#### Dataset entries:
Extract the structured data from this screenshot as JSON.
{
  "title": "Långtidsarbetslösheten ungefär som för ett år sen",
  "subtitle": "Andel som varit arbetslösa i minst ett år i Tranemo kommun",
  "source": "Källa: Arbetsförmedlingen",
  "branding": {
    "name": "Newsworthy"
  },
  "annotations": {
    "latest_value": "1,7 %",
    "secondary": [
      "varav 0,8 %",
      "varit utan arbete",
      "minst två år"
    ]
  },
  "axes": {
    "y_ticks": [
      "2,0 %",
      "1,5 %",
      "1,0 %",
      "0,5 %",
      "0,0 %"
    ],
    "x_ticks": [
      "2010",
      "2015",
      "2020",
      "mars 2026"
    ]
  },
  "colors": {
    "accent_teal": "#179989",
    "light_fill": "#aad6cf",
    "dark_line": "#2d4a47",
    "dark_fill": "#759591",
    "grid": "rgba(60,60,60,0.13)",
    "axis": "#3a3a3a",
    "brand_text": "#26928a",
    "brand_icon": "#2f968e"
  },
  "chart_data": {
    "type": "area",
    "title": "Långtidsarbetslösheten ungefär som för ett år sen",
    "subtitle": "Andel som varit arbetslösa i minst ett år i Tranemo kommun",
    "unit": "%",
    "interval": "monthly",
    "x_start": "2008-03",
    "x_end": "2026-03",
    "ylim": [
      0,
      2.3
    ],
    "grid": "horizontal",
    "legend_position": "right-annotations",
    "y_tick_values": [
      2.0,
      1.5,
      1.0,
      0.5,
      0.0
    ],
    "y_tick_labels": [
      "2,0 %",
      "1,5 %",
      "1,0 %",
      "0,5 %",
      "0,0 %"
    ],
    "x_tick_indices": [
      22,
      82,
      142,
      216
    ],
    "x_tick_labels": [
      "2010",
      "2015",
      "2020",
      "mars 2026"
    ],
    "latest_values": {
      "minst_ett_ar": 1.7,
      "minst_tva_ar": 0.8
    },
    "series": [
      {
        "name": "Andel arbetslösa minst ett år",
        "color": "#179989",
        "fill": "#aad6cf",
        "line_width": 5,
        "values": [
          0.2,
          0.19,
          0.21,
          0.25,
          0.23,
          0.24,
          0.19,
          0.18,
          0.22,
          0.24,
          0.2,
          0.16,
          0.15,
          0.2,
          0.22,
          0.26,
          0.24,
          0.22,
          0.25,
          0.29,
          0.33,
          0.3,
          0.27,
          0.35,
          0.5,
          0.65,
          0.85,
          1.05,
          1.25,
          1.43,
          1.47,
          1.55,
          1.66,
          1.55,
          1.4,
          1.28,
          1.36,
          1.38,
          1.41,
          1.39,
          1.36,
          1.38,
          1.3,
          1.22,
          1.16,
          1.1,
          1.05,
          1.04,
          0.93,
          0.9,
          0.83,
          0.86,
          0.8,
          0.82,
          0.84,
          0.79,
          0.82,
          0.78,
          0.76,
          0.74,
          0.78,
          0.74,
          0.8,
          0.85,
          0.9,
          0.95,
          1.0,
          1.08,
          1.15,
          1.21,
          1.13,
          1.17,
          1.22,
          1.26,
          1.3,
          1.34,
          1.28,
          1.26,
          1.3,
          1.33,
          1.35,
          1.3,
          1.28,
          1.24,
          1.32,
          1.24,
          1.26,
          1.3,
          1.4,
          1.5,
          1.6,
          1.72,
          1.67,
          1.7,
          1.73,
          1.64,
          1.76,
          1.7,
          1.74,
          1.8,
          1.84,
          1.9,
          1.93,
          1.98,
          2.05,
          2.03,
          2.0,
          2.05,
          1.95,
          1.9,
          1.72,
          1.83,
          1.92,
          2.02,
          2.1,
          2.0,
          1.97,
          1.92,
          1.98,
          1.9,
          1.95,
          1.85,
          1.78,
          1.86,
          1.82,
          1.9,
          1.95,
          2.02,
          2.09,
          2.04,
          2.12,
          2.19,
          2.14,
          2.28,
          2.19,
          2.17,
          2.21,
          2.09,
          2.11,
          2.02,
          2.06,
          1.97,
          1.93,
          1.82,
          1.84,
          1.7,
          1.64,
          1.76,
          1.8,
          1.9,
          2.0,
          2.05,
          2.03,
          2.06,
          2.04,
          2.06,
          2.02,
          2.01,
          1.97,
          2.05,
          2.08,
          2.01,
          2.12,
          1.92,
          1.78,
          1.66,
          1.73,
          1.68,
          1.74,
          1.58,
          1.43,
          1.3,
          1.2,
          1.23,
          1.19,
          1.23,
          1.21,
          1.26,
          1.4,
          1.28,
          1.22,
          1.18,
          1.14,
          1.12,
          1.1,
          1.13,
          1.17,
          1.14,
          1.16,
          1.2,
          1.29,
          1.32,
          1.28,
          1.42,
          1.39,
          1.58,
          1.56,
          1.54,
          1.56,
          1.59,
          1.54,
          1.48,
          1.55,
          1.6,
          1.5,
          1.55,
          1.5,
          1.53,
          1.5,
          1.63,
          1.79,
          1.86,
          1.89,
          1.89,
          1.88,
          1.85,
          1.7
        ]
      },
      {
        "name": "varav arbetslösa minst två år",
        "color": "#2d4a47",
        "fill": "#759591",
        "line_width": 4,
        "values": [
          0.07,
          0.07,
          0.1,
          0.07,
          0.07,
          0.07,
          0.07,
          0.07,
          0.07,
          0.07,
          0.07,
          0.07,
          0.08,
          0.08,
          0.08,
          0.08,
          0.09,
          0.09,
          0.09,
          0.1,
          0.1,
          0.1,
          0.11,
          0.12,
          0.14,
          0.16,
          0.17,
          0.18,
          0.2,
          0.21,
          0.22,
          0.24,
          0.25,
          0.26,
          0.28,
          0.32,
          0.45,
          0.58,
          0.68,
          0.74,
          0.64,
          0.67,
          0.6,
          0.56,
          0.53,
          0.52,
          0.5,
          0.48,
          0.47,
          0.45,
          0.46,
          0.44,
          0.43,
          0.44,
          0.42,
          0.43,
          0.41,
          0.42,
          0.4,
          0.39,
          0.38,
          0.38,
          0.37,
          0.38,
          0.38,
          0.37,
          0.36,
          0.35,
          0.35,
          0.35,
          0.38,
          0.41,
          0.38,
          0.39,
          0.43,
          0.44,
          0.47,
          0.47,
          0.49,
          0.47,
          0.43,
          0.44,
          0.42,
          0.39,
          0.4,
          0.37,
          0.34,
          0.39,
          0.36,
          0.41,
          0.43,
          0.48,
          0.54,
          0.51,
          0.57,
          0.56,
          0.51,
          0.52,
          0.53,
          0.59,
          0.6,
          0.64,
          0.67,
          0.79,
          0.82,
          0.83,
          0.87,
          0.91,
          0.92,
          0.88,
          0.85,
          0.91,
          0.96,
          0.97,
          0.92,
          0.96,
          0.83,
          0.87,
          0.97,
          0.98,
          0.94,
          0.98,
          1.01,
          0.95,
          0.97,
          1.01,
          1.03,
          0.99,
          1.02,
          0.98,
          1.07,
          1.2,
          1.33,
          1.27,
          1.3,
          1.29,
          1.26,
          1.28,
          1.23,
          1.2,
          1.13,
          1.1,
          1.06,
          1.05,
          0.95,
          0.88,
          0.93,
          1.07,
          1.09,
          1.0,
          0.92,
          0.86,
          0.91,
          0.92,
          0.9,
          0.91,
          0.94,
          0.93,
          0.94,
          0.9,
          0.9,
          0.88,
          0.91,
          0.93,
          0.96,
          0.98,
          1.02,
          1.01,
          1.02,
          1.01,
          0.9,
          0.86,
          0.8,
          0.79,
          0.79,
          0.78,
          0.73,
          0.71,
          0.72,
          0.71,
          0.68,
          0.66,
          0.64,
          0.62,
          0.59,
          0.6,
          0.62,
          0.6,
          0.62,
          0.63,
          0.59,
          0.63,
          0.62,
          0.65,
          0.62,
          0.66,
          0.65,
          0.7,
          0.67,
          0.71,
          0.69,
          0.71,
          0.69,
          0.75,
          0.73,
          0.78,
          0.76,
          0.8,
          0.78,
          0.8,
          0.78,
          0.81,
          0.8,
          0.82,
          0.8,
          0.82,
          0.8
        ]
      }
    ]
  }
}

#### Exercise directions:
Each line in the entries above that includes the string "varav" should be extracted.

#### Correct output:
      "varav 0,8 %",
        "name": "varav arbetslösa minst två år",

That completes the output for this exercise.